What is asked:
Each entry has to be copied exactly, with nothing missed.

[Excerpt from a dataset]
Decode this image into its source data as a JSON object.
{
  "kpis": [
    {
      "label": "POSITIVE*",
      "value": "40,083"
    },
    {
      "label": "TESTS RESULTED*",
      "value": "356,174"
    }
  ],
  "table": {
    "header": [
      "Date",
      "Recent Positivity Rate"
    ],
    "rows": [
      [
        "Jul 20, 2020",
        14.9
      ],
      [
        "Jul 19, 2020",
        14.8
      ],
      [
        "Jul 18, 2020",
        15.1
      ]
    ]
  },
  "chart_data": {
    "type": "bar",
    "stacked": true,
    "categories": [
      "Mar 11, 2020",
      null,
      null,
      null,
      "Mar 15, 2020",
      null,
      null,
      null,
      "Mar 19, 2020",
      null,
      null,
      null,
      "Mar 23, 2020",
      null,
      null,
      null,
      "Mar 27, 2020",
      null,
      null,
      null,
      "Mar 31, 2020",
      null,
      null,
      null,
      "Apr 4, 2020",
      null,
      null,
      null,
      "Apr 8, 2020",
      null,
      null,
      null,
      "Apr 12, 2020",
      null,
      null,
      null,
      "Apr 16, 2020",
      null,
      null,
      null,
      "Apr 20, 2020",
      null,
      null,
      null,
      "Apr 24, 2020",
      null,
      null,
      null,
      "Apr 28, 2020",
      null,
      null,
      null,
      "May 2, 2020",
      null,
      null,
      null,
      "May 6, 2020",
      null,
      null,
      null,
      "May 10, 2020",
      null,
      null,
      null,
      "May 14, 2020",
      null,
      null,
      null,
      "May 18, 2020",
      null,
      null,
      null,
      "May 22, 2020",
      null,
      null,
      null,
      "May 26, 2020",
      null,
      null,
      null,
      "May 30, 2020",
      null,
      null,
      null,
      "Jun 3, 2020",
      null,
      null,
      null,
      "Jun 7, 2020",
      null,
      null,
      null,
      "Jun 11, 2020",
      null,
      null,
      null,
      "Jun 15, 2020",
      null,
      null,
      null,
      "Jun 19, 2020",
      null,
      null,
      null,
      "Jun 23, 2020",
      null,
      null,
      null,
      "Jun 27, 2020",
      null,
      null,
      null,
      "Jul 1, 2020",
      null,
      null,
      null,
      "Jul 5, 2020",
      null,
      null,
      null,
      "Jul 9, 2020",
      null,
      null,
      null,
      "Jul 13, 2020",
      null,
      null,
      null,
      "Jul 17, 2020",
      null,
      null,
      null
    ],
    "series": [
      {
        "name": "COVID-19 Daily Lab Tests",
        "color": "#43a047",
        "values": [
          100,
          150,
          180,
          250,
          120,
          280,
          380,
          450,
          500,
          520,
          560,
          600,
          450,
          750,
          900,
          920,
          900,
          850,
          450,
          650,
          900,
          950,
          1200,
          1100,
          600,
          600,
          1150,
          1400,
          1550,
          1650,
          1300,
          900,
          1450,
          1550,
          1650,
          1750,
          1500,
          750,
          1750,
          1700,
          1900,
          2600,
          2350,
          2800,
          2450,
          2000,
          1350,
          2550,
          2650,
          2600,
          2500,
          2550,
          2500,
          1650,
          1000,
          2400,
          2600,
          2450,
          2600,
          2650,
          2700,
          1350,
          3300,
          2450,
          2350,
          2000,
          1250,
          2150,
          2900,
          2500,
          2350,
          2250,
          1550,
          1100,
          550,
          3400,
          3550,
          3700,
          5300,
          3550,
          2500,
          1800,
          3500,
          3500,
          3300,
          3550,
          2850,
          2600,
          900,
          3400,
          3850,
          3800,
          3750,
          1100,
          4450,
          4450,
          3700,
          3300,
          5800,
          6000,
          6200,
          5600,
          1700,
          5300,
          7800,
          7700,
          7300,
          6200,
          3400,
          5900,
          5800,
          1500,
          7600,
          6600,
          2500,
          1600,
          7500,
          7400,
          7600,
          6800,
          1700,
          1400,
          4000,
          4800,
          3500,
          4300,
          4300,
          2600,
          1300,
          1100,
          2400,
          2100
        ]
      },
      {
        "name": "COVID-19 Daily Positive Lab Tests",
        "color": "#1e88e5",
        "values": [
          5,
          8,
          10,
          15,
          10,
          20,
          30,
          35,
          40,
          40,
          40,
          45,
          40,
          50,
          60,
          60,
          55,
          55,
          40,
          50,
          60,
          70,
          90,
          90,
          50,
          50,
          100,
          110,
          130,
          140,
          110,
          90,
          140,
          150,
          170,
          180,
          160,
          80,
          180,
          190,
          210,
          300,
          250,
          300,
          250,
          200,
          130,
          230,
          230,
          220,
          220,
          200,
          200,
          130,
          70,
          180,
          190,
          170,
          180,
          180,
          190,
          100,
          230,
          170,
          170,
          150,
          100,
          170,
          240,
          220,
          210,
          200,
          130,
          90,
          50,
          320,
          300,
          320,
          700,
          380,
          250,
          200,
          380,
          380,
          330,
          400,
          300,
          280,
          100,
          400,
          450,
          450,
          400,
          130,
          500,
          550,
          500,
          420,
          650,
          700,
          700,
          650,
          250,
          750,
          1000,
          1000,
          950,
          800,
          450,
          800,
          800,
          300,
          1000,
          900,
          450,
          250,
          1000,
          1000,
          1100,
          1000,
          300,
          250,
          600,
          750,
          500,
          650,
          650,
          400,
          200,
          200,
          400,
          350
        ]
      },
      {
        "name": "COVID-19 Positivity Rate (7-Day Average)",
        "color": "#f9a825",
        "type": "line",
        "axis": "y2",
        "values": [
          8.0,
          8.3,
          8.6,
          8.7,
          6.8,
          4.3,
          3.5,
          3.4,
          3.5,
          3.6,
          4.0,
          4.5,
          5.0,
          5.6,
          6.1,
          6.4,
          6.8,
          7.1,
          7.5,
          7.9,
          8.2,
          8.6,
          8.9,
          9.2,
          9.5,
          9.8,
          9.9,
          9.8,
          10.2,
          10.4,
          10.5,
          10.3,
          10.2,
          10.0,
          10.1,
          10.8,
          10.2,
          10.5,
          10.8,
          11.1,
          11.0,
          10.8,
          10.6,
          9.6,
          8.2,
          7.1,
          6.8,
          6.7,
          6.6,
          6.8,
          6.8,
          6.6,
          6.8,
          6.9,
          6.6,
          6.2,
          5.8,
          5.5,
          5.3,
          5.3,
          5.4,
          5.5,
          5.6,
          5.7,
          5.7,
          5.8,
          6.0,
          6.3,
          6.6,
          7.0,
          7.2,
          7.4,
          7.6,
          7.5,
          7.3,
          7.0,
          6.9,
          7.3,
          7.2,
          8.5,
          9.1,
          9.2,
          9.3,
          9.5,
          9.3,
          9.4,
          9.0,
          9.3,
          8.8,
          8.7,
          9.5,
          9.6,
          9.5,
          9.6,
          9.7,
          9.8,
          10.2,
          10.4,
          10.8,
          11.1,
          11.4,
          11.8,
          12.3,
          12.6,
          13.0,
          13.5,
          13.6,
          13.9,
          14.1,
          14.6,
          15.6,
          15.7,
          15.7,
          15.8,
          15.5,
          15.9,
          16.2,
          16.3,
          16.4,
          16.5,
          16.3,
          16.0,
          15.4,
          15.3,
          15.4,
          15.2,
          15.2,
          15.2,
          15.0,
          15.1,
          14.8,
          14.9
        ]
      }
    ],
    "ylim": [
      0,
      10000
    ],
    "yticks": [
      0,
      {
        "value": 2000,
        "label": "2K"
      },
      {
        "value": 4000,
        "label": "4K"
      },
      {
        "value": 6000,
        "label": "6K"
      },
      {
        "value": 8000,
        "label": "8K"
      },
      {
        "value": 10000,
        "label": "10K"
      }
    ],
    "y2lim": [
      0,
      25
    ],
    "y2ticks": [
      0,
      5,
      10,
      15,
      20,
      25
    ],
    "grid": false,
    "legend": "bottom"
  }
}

Complete output:
Decode this image into its source data as a JSON object.
{
  "kpis": [
    {
      "label": "POSITIVE*",
      "value": "40,083"
    },
    {
      "label": "TESTS RESULTED*",
      "value": "356,174"
    }
  ],
  "table": {
    "header": [
      "Date",
      "Recent Positivity Rate"
    ],
    "rows": [
      [
        "Jul 20, 2020",
        14.9
      ],
      [
        "Jul 19, 2020",
        14.8
      ],
      [
        "Jul 18, 2020",
        15.1
      ]
    ]
  },
  "chart_data": {
    "type": "bar",
    "stacked": true,
    "categories": [
      "Mar 11, 2020",
      null,
      null,
      null,
      "Mar 15, 2020",
      null,
      null,
      null,
      "Mar 19, 2020",
      null,
      null,
      null,
      "Mar 23, 2020",
      null,
      null,
      null,
      "Mar 27, 2020",
      null,
      null,
      null,
      "Mar 31, 2020",
      null,
      null,
      null,
      "Apr 4, 2020",
      null,
      null,
      null,
      "Apr 8, 2020",
      null,
      null,
      null,
      "Apr 12, 2020",
      null,
      null,
      null,
      "Apr 16, 2020",
      null,
      null,
      null,
      "Apr 20, 2020",
      null,
      null,
      null,
      "Apr 24, 2020",
      null,
      null,
      null,
      "Apr 28, 2020",
      null,
      null,
      null,
      "May 2, 2020",
      null,
      null,
      null,
      "May 6, 2020",
      null,
      null,
      null,
      "May 10, 2020",
      null,
      null,
      null,
      "May 14, 2020",
      null,
      null,
      null,
      "May 18, 2020",
      null,
      null,
      null,
      "May 22, 2020",
      null,
      null,
      null,
      "May 26, 2020",
      null,
      null,
      null,
      "May 30, 2020",
      null,
      null,
      null,
      "Jun 3, 2020",
      null,
      null,
      null,
      "Jun 7, 2020",
      null,
      null,
      null,
      "Jun 11, 2020",
      null,
      null,
      null,
      "Jun 15, 2020",
      null,
      null,
      null,
      "Jun 19, 2020",
      null,
      null,
      null,
      "Jun 23, 2020",
      null,
      null,
      null,
      "Jun 27, 2020",
      null,
      null,
      null,
      "Jul 1, 2020",
      null,
      null,
      null,
      "Jul 5, 2020",
      null,
      null,
      null,
      "Jul 9, 2020",
      null,
      null,
      null,
      "Jul 13, 2020",
      null,
      null,
      null,
      "Jul 17, 2020",
      null,
      null,
      null
    ],
    "series": [
      {
        "name": "COVID-19 Daily Lab Tests",
        "color": "#43a047",
        "values": [
          100,
          150,
          180,
          250,
          120,
          280,
          380,
          450,
          500,
          520,
          560,
          600,
          450,
          750,
          900,
          920,
          900,
          850,
          450,
          650,
          900,
          950,
          1200,
          1100,
          600,
          600,
          1150,
          1400,
          1550,
          1650,
          1300,
          900,
          1450,
          1550,
          1650,
          1750,
          1500,
          750,
          1750,
          1700,
          1900,
          2600,
          2350,
          2800,
          2450,
          2000,
          1350,
          2550,
          2650,
          2600,
          2500,
          2550,
          2500,
          1650,
          1000,
          2400,
          2600,
          2450,
          2600,
          2650,
          2700,
          1350,
          3300,
          2450,
          2350,
          2000,
          1250,
          2150,
          2900,
          2500,
          2350,
          2250,
          1550,
          1100,
          550,
          3400,
          3550,
          3700,
          5300,
          3550,
          2500,
          1800,
          3500,
          3500,
          3300,
          3550,
          2850,
          2600,
          900,
          3400,
          3850,
          3800,
          3750,
          1100,
          4450,
          4450,
          3700,
          3300,
          5800,
          6000,
          6200,
          5600,
          1700,
          5300,
          7800,
          7700,
          7300,
          6200,
          3400,
          5900,
          5800,
          1500,
          7600,
          6600,
          2500,
          1600,
          7500,
          7400,
          7600,
          6800,
          1700,
          1400,
          4000,
          4800,
          3500,
          4300,
          4300,
          2600,
          1300,
          1100,
          2400,
          2100
        ]
      },
      {
        "name": "COVID-19 Daily Positive Lab Tests",
        "color": "#1e88e5",
        "values": [
          5,
          8,
          10,
          15,
          10,
          20,
          30,
          35,
          40,
          40,
          40,
          45,
          40,
          50,
          60,
          60,
          55,
          55,
          40,
          50,
          60,
          70,
          90,
          90,
          50,
          50,
          100,
          110,
          130,
          140,
          110,
          90,
          140,
          150,
          170,
          180,
          160,
          80,
          180,
          190,
          210,
          300,
          250,
          300,
          250,
          200,
          130,
          230,
          230,
          220,
          220,
          200,
          200,
          130,
          70,
          180,
          190,
          170,
          180,
          180,
          190,
          100,
          230,
          170,
          170,
          150,
          100,
          170,
          240,
          220,
          210,
          200,
          130,
          90,
          50,
          320,
          300,
          320,
          700,
          380,
          250,
          200,
          380,
          380,
          330,
          400,
          300,
          280,
          100,
          400,
          450,
          450,
          400,
          130,
          500,
          550,
          500,
          420,
          650,
          700,
          700,
          650,
          250,
          750,
          1000,
          1000,
          950,
          800,
          450,
          800,
          800,
          300,
          1000,
          900,
          450,
          250,
          1000,
          1000,
          1100,
          1000,
          300,
          250,
          600,
          750,
          500,
          650,
          650,
          400,
          200,
          200,
          400,
          350
        ]
      },
      {
        "name": "COVID-19 Positivity Rate (7-Day Average)",
        "color": "#f9a825",
        "type": "line",
        "axis": "y2",
        "values": [
          8.0,
          8.3,
          8.6,
          8.7,
          6.8,
          4.3,
          3.5,
          3.4,
          3.5,
          3.6,
          4.0,
          4.5,
          5.0,
          5.6,
          6.1,
          6.4,
          6.8,
          7.1,
          7.5,
          7.9,
          8.2,
          8.6,
          8.9,
          9.2,
          9.5,
          9.8,
          9.9,
          9.8,
          10.2,
          10.4,
          10.5,
          10.3,
          10.2,
          10.0,
          10.1,
          10.8,
          10.2,
          10.5,
          10.8,
          11.1,
          11.0,
          10.8,
          10.6,
          9.6,
          8.2,
          7.1,
          6.8,
          6.7,
          6.6,
          6.8,
          6.8,
          6.6,
          6.8,
          6.9,
          6.6,
          6.2,
          5.8,
          5.5,
          5.3,
          5.3,
          5.4,
          5.5,
          5.6,
          5.7,
          5.7,
          5.8,
          6.0,
          6.3,
          6.6,
          7.0,
          7.2,
          7.4,
          7.6,
          7.5,
          7.3,
          7.0,
          6.9,
          7.3,
          7.2,
          8.5,
          9.1,
          9.2,
          9.3,
          9.5,
          9.3,
          9.4,
          9.0,
          9.3,
          8.8,
          8.7,
          9.5,
          9.6,
          9.5,
          9.6,
          9.7,
          9.8,
          10.2,
          10.4,
          10.8,
          11.1,
          11.4,
          11.8,
          12.3,
          12.6,
          13.0,
          13.5,
          13.6,
          13.9,
          14.1,
          14.6,
          15.6,
          15.7,
          15.7,
          15.8,
          15.5,
          15.9,
          16.2,
          16.3,
          16.4,
          16.5,
          16.3,
          16.0,
          15.4,
          15.3,
          15.4,
          15.2,
          15.2,
          15.2,
          15.0,
          15.1,
          14.8,
          14.9
        ]
      }
    ],
    "ylim": [
      0,
      10000
    ],
    "yticks": [
      0,
      {
        "value": 2000,
        "label": "2K"
      },
      {
        "value": 4000,
        "label": "4K"
      },
      {
        "value": 6000,
        "label": "6K"
      },
      {
        "value": 8000,
        "label": "8K"
      },
      {
        "value": 10000,
        "label": "10K"
      }
    ],
    "y2lim": [
      0,
      25
    ],
    "y2ticks": [
      0,
      5,
      10,
      15,
      20,
      25
    ],
    "grid": false,
    "legend": "bottom"
  }
}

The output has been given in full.